(Exercise objective) Pick out the lines in the listing below that contain the word "brightness" and copy them.

(Items from a figure collection)

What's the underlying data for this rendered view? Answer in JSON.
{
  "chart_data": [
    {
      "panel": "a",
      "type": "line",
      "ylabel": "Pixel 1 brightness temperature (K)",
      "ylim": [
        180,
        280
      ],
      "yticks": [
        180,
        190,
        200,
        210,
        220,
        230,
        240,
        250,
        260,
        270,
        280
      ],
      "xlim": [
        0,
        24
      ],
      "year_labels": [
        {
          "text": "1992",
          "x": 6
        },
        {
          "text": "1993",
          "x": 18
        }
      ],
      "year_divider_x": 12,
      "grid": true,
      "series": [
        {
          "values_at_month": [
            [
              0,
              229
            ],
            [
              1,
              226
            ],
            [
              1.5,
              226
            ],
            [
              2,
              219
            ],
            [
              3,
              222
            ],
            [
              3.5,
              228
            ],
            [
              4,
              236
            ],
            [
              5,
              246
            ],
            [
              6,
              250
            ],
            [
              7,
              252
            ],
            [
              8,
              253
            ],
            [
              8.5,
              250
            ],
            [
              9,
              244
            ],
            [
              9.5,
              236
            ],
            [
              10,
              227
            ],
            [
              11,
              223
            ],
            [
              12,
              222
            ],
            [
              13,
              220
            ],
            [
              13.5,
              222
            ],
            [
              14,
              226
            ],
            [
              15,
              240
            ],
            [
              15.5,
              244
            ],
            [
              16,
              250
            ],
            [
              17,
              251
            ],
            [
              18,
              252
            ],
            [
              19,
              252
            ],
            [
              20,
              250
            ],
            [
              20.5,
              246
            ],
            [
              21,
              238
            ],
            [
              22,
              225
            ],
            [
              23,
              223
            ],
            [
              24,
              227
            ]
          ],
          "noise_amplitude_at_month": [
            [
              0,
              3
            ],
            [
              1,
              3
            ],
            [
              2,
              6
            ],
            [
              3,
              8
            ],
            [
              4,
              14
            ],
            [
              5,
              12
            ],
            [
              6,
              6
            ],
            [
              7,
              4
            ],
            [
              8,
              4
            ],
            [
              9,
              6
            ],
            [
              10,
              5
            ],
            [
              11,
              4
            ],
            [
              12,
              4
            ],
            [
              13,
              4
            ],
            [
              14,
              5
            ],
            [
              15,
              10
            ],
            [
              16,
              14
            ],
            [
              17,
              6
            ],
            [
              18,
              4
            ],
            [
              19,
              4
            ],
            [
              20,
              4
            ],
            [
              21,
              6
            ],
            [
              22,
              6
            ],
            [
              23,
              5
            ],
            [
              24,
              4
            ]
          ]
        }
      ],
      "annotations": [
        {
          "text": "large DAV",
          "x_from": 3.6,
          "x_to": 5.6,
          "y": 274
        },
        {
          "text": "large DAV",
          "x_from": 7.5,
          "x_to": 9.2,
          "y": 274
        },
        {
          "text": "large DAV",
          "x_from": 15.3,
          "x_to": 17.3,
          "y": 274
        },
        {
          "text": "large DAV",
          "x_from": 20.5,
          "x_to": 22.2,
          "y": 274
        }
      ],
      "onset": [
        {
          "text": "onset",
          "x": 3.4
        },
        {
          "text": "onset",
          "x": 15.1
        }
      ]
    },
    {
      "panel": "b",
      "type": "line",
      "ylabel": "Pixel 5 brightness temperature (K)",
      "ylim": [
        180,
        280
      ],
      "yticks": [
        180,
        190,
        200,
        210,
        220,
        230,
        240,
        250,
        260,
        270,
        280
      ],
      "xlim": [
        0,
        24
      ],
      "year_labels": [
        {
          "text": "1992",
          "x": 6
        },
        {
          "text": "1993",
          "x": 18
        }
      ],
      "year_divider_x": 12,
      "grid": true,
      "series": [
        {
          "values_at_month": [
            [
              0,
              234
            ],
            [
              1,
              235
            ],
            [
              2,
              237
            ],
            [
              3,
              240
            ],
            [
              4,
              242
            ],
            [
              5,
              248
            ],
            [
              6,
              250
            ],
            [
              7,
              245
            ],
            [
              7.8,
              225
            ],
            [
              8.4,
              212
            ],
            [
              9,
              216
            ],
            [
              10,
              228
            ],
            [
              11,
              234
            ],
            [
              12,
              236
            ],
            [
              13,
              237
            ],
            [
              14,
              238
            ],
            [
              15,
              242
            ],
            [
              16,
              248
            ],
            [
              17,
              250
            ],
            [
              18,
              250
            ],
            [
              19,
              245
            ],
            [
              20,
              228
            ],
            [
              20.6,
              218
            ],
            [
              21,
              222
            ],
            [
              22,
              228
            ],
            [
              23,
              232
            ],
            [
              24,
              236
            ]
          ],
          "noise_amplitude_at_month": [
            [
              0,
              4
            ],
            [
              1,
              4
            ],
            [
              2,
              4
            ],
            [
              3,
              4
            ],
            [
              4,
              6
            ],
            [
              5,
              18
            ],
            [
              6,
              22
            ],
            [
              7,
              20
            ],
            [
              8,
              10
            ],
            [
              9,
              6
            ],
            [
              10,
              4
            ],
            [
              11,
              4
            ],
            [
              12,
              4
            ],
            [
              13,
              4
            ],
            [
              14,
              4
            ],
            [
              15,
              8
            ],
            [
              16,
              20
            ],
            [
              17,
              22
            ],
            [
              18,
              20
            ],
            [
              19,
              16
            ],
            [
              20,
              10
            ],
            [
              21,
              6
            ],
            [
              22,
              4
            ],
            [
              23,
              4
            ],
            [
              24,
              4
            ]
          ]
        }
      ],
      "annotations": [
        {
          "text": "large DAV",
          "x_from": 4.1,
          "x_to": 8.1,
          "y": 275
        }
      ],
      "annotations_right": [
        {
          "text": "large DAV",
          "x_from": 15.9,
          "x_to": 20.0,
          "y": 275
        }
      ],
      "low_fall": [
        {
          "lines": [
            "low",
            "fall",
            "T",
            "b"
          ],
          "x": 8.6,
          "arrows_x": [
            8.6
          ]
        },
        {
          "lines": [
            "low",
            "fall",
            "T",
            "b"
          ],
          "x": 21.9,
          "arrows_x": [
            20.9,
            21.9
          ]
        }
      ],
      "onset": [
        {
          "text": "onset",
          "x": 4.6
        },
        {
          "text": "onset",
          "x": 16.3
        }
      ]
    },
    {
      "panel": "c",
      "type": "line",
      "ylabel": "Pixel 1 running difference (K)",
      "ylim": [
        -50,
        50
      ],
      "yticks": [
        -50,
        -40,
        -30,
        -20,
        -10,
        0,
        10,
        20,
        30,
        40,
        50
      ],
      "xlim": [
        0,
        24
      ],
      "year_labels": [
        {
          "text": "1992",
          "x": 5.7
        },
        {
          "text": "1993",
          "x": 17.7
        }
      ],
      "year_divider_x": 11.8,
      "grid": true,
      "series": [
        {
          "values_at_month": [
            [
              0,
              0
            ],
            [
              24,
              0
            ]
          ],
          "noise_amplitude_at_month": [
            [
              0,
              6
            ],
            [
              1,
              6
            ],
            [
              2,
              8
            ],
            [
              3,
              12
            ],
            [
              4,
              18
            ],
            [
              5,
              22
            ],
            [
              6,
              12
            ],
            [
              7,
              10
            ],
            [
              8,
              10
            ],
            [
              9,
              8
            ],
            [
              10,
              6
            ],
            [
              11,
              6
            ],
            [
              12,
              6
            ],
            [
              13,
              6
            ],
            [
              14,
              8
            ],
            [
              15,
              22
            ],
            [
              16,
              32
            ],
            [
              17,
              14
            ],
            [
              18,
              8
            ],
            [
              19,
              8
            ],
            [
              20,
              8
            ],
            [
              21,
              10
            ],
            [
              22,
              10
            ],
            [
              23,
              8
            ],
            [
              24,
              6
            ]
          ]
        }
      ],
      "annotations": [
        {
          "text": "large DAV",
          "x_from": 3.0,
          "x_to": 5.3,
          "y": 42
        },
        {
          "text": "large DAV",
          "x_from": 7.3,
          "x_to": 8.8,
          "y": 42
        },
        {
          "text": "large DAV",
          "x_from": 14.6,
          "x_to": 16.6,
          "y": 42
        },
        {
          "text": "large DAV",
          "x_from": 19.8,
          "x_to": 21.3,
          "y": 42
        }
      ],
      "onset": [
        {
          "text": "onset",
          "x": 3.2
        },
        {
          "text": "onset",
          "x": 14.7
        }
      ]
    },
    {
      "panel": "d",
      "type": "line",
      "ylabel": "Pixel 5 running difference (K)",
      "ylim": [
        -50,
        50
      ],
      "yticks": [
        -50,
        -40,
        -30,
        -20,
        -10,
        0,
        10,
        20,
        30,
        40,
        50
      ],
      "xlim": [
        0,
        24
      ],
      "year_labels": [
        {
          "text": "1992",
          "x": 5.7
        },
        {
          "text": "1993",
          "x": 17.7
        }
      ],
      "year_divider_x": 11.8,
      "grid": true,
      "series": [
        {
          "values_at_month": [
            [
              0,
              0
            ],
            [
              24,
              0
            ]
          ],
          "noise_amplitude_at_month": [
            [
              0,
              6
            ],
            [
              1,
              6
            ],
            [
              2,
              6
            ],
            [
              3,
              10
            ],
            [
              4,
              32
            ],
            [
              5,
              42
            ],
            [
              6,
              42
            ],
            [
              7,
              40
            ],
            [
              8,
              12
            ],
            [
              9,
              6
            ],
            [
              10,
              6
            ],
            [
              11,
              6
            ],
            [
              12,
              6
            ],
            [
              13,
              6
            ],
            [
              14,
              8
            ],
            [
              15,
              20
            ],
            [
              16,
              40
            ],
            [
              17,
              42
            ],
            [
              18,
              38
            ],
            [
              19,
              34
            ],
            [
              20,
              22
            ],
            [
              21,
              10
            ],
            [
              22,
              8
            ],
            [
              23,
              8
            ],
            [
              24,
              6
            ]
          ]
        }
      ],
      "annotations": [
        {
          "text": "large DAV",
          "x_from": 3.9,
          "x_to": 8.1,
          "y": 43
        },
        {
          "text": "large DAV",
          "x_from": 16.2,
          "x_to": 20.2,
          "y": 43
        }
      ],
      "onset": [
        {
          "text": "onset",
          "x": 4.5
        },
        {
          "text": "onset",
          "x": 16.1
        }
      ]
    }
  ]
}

(Output for this task)
      "ylabel": "Pixel 1 brightness temperature (K)",
      "ylabel": "Pixel 5 brightness temperature (K)",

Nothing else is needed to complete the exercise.